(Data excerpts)

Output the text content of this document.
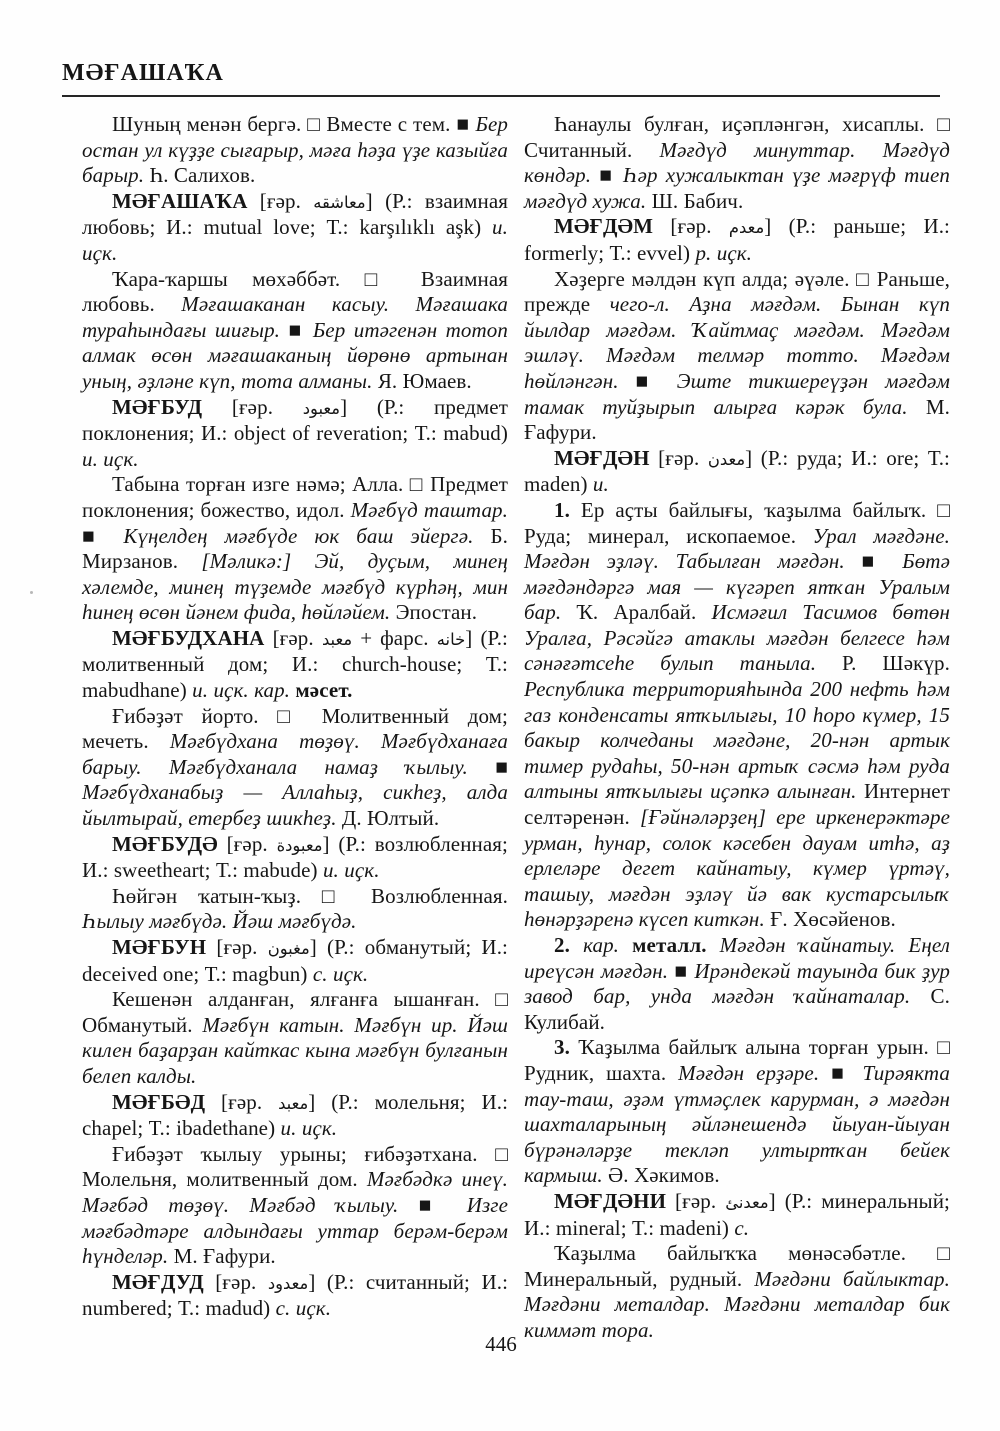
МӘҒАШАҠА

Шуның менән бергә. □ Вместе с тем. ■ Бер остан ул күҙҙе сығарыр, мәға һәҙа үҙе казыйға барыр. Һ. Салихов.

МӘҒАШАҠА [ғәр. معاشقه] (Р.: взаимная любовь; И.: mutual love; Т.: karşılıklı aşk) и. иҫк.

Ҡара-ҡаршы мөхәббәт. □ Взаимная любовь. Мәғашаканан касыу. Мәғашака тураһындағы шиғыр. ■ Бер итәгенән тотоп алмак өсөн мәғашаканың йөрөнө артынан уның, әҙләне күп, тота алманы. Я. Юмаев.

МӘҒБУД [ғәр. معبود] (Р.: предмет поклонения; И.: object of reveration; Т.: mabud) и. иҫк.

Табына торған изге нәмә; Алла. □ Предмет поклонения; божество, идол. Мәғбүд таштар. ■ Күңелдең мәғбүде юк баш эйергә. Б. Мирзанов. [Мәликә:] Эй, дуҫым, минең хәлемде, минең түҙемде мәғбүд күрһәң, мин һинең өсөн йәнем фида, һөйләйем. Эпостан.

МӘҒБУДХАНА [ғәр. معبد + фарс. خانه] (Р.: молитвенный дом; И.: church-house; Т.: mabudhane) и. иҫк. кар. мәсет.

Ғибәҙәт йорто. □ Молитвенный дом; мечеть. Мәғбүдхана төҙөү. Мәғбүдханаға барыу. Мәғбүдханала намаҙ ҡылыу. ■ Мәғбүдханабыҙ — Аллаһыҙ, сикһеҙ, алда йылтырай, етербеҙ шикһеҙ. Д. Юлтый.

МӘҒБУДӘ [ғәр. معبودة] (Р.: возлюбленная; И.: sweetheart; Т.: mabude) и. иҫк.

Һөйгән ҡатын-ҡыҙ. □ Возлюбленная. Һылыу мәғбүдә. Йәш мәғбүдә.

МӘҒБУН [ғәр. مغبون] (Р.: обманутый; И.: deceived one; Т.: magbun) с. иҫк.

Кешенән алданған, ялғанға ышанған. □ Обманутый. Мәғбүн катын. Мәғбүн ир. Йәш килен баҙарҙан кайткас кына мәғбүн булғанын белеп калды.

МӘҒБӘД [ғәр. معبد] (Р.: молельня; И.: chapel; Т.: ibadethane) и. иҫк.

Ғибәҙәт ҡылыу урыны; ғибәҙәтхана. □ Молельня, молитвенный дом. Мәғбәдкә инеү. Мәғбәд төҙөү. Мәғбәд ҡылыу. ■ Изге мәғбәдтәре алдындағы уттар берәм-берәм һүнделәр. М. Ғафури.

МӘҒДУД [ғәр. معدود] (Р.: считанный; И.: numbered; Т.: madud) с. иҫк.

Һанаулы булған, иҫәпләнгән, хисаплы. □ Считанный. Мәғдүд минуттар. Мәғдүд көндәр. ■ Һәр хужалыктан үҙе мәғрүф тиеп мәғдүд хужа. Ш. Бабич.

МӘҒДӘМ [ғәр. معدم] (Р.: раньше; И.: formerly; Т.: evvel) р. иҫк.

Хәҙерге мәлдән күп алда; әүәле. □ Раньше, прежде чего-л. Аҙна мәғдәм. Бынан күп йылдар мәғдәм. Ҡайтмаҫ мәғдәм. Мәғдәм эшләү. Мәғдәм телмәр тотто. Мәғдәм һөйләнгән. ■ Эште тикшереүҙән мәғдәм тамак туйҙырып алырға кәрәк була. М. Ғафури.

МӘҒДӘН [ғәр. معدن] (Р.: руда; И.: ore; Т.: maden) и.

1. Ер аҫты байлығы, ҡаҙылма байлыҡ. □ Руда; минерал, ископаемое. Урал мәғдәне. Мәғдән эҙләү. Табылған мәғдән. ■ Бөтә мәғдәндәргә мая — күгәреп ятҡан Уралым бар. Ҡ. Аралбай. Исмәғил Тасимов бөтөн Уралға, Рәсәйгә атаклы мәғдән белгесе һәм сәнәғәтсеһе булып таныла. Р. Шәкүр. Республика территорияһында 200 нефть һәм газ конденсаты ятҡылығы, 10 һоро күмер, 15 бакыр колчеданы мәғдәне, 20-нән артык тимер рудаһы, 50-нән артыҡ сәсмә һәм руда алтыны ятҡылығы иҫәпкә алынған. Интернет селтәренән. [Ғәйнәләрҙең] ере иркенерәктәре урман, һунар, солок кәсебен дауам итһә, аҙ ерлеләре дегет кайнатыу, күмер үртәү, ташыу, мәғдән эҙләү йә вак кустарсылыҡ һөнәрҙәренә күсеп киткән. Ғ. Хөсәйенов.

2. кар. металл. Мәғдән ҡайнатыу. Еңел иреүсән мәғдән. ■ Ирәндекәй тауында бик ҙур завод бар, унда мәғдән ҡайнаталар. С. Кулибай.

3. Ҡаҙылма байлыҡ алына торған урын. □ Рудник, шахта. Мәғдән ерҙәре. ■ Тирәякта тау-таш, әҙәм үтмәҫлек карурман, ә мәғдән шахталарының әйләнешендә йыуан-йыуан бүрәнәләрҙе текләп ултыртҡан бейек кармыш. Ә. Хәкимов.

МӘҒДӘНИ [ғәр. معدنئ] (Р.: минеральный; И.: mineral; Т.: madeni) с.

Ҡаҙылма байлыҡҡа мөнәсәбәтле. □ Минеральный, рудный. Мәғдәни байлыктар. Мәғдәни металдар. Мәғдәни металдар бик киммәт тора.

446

_Your task_: Repeat the data exactly, dropping every picture it holds.

_Output of the exercise_:
Output the text content of this document.
МӘҒАШАҠА

Шуның менән бергә. □ Вместе с тем. ■ Бер остан ул күҙҙе сығарыр, мәға һәҙа үҙе казыйға барыр. Һ. Салихов.

МӘҒАШАҠА [ғәр. معاشقه] (Р.: взаимная любовь; И.: mutual love; Т.: karşılıklı aşk) и. иҫк.

Ҡара-ҡаршы мөхәббәт. □ Взаимная любовь. Мәғашаканан касыу. Мәғашака тураһындағы шиғыр. ■ Бер итәгенән тотоп алмак өсөн мәғашаканың йөрөнө артынан уның, әҙләне күп, тота алманы. Я. Юмаев.

МӘҒБУД [ғәр. معبود] (Р.: предмет поклонения; И.: object of reveration; Т.: mabud) и. иҫк.

Табына торған изге нәмә; Алла. □ Предмет поклонения; божество, идол. Мәғбүд таштар. ■ Күңелдең мәғбүде юк баш эйергә. Б. Мирзанов. [Мәликә:] Эй, дуҫым, минең хәлемде, минең түҙемде мәғбүд күрһәң, мин һинең өсөн йәнем фида, һөйләйем. Эпостан.

МӘҒБУДХАНА [ғәр. معبد + фарс. خانه] (Р.: молитвенный дом; И.: church-house; Т.: mabudhane) и. иҫк. кар. мәсет.

Ғибәҙәт йорто. □ Молитвенный дом; мечеть. Мәғбүдхана төҙөү. Мәғбүдханаға барыу. Мәғбүдханала намаҙ ҡылыу. ■ Мәғбүдханабыҙ — Аллаһыҙ, сикһеҙ, алда йылтырай, етербеҙ шикһеҙ. Д. Юлтый.

МӘҒБУДӘ [ғәр. معبودة] (Р.: возлюбленная; И.: sweetheart; Т.: mabude) и. иҫк.

Һөйгән ҡатын-ҡыҙ. □ Возлюбленная. Һылыу мәғбүдә. Йәш мәғбүдә.

МӘҒБУН [ғәр. مغبون] (Р.: обманутый; И.: deceived one; Т.: magbun) с. иҫк.

Кешенән алданған, ялғанға ышанған. □ Обманутый. Мәғбүн катын. Мәғбүн ир. Йәш килен баҙарҙан кайткас кына мәғбүн булғанын белеп калды.

МӘҒБӘД [ғәр. معبد] (Р.: молельня; И.: chapel; Т.: ibadethane) и. иҫк.

Ғибәҙәт ҡылыу урыны; ғибәҙәтхана. □ Молельня, молитвенный дом. Мәғбәдкә инеү. Мәғбәд төҙөү. Мәғбәд ҡылыу. ■ Изге мәғбәдтәре алдындағы уттар берәм-берәм һүнделәр. М. Ғафури.

МӘҒДУД [ғәр. معدود] (Р.: считанный; И.: numbered; Т.: madud) с. иҫк.

Һанаулы булған, иҫәпләнгән, хисаплы. □ Считанный. Мәғдүд минуттар. Мәғдүд көндәр. ■ Һәр хужалыктан үҙе мәғрүф тиеп мәғдүд хужа. Ш. Бабич.

МӘҒДӘМ [ғәр. معدم] (Р.: раньше; И.: formerly; Т.: evvel) р. иҫк.

Хәҙерге мәлдән күп алда; әүәле. □ Раньше, прежде чего-л. Аҙна мәғдәм. Бынан күп йылдар мәғдәм. Ҡайтмаҫ мәғдәм. Мәғдәм эшләү. Мәғдәм телмәр тотто. Мәғдәм һөйләнгән. ■ Эште тикшереүҙән мәғдәм тамак туйҙырып алырға кәрәк була. М. Ғафури.

МӘҒДӘН [ғәр. معدن] (Р.: руда; И.: ore; Т.: maden) и.

1. Ер аҫты байлығы, ҡаҙылма байлыҡ. □ Руда; минерал, ископаемое. Урал мәғдәне. Мәғдән эҙләү. Табылған мәғдән. ■ Бөтә мәғдәндәргә мая — күгәреп ятҡан Уралым бар. Ҡ. Аралбай. Исмәғил Тасимов бөтөн Уралға, Рәсәйгә атаклы мәғдән белгесе һәм сәнәғәтсеһе булып таныла. Р. Шәкүр. Республика территорияһында 200 нефть һәм газ конденсаты ятҡылығы, 10 һоро күмер, 15 бакыр колчеданы мәғдәне, 20-нән артык тимер рудаһы, 50-нән артыҡ сәсмә һәм руда алтыны ятҡылығы иҫәпкә алынған. Интернет селтәренән. [Ғәйнәләрҙең] ере иркенерәктәре урман, һунар, солок кәсебен дауам итһә, аҙ ерлеләре дегет кайнатыу, күмер үртәү, ташыу, мәғдән эҙләү йә вак кустарсылыҡ һөнәрҙәренә күсеп киткән. Ғ. Хөсәйенов.

2. кар. металл. Мәғдән ҡайнатыу. Еңел иреүсән мәғдән. ■ Ирәндекәй тауында бик ҙур завод бар, унда мәғдән ҡайнаталар. С. Кулибай.

3. Ҡаҙылма байлыҡ алына торған урын. □ Рудник, шахта. Мәғдән ерҙәре. ■ Тирәякта тау-таш, әҙәм үтмәҫлек карурман, ә мәғдән шахталарының әйләнешендә йыуан-йыуан бүрәнәләрҙе текләп ултыртҡан бейек кармыш. Ә. Хәкимов.

МӘҒДӘНИ [ғәр. معدنئ] (Р.: минеральный; И.: mineral; Т.: madeni) с.

Ҡаҙылма байлыҡҡа мөнәсәбәтле. □ Минеральный, рудный. Мәғдәни байлыктар. Мәғдәни металдар. Мәғдәни металдар бик киммәт тора.

446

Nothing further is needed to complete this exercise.